> **DOCUMENT EXTRACT**:
········

Saturday, July 24, 2010

A Senator Opens The Discussion

Bloggers Melissa McEwan, John Cole, and Barbara O'Brien have responded swiftly to the op-ed, "Diversity and the Myth of White Privilege," written by Senator James Webb (D-Va) and appearing in the Wall Street Journal on Friday.

Former Senator Bill Bradley, Eric Holder, Barack Obama, and numerous figures in the mainstream media have told us for over a decade now that "a national conversation on race" needs to begin in the U.S. Webb, at least, is trying.

One caveat needs to be established: one of the Virginia Senator's remarks is puzzling. He contends

Those who came to this country in recent decades from Asia, Latin America and Africa did not suffer discrimination from our government, and in fact have frequently been the beneficiaries of special government programs.

To Webb's credit, he obviously is not trying to pit one minority group- blacks- against other minority groups, those whose individuals hail from Asia and Latin America. But as one apparent Asian-American commenting on Cole's piece noted

It’s not a bad piece insofar as his points about blacks vs. poor whites go; it’s, er, odd where Asians are concerned because, AFAIK, we haven’t ever been beneficiaries of affirmative action policy. I have never been considered a “minority” for purposes of university or graduate or professional school admissions or any activity related thereto, and in fact there’s plenty of evidence (cf. California university system) to the effect that Asians are disadvantaged by such policies.

But Webb's central point is "policy makers ignored such disparities within America's white clultrues when, in advancing minority diversity programs, they treated whites as a fungible monolith." Webb, who himself is a (non-denominational) Protestant of Scotch-Irish background, explained that as of 1938

Of the South's 1.8 million sharecroppers, 1.2 million were white (a mirror of the population, which was 71% white). The illiteracy rate was five times that of the North-Central states and more than twice that of New England and the Middle Atlantic (despite the waves of European immigrants then flowing to those regions). The total endowments of all the colleges and universities in the South were less than the endowments of Harvard and Yale alone. The average schoolchild in the South had $25 a year spent on his or her education, compared to $141 for children in New York.

Generations of such deficiencies do not disappear overnight, and they affect the momentum of a culture. In 1974, a National Opinion Research Center (NORC) study of white ethnic groups showed that white Baptists nationwide averaged only 10.7 years of education, a level almost identical to blacks' average of 10.6 years, and well below that of most other white groups. A recent NORC Social Survey of white adults born after World War II showed that in the years 1980-2000, only 18.4% of white Baptists and 21.8% of Irish Protestants—the principal ethnic group that settled the South—had obtained college degrees, compared to a national average of 30.1%, a Jewish average of 73.3%, and an average among those of Chinese and Indian descent of 61.9%.


While acknowledging "the need for inclusiveness in our society is undeniable and irreversible," Webb argues "our government should be in the business of enabling opportunity for all.... by ensuring that artificial distinctions such as race do not determine outcomes."

This was too much for McEwan, who claims Webb's "race-baiting argument that white people are being treated unfairly" "isn't about white people; it's about privileged white men."

········

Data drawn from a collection
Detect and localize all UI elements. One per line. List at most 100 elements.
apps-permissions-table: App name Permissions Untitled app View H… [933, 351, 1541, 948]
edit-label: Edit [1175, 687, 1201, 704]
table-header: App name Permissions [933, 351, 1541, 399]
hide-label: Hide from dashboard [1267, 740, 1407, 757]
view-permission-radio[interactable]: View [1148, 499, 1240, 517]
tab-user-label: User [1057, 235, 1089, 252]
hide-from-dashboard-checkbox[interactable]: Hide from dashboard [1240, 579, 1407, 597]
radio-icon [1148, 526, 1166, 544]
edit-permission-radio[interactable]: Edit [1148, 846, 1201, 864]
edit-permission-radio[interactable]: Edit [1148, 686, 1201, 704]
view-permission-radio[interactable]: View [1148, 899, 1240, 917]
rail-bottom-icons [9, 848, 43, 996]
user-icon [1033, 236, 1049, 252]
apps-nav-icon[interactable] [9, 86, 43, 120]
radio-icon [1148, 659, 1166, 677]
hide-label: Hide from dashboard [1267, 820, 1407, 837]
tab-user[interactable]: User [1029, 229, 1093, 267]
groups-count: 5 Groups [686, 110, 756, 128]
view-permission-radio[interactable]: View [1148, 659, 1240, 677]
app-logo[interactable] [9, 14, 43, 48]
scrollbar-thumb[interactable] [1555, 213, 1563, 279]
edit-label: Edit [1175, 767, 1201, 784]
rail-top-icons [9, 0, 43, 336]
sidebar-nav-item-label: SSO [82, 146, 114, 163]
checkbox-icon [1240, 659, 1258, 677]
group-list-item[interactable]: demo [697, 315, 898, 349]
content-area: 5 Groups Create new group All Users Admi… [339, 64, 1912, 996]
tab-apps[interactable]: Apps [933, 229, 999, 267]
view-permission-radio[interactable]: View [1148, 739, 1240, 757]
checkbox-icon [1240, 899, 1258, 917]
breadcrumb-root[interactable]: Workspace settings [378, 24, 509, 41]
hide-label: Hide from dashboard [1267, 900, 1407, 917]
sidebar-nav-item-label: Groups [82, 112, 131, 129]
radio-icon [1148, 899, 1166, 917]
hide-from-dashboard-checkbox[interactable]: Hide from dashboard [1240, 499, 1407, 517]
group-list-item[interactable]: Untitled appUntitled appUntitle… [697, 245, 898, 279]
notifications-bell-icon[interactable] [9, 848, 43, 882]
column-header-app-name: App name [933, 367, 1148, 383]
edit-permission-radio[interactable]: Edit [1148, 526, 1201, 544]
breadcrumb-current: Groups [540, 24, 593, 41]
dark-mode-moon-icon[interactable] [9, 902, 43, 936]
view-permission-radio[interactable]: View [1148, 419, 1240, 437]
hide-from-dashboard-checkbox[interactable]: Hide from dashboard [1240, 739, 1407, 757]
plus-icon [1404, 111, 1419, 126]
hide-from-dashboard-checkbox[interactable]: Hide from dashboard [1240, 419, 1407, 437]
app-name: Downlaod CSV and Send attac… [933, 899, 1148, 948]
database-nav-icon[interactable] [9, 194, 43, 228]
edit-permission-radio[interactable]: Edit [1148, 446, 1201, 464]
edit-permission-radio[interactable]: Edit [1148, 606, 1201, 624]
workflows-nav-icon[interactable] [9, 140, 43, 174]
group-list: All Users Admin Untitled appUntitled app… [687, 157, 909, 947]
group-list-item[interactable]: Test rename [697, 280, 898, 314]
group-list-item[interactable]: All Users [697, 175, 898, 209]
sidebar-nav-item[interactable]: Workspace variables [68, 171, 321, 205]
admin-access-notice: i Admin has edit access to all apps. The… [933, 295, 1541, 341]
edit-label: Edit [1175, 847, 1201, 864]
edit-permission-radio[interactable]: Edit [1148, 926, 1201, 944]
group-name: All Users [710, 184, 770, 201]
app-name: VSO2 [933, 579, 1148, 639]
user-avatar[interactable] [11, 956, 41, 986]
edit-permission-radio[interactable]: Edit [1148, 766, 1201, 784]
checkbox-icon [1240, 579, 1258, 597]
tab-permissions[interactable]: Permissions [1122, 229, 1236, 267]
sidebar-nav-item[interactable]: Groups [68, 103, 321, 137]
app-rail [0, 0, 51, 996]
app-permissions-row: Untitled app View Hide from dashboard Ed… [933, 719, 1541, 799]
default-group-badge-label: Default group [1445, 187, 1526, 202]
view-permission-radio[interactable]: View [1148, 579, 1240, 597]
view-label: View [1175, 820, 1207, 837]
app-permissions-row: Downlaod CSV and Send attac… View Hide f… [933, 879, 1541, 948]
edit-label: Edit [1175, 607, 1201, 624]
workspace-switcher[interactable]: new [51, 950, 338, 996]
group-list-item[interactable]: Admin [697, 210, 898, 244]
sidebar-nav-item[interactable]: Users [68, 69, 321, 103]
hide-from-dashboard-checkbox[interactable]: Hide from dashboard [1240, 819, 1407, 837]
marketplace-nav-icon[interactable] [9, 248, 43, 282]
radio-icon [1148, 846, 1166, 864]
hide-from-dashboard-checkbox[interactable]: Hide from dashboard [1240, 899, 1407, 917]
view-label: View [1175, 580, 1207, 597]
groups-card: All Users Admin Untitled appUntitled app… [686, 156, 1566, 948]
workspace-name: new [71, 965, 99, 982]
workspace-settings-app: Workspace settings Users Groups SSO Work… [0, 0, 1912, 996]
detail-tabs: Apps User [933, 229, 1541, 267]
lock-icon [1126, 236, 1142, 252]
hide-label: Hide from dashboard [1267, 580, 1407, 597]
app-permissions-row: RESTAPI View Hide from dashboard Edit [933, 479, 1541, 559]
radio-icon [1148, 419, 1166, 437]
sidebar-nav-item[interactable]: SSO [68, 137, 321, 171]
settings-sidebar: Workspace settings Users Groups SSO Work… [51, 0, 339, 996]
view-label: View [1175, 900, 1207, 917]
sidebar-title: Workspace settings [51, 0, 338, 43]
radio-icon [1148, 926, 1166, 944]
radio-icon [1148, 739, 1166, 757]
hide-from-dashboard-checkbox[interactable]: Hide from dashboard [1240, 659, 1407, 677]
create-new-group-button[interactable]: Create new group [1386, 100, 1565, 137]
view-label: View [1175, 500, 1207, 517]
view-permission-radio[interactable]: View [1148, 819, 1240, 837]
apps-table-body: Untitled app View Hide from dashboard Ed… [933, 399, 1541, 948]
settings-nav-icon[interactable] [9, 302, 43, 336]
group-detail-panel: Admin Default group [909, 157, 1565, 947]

········

> **EXERCISE PROMPT**:
Answer these questions from the blog post about Senator Webb's op-ed:
1. In which newspaper did the op-ed "Diversity and the Myth of White Privilege" appear?
2. As of 1938, how many of the South's 1.8 million sharecroppers were white?
3. What national average for obtaining college degrees does the NORC Social Survey give for 1980-2000?
The data is not needed for this work.

> **FINISHED TASK**:
1. The Wall Street Journal
2. 1.2 million
3. 30.1%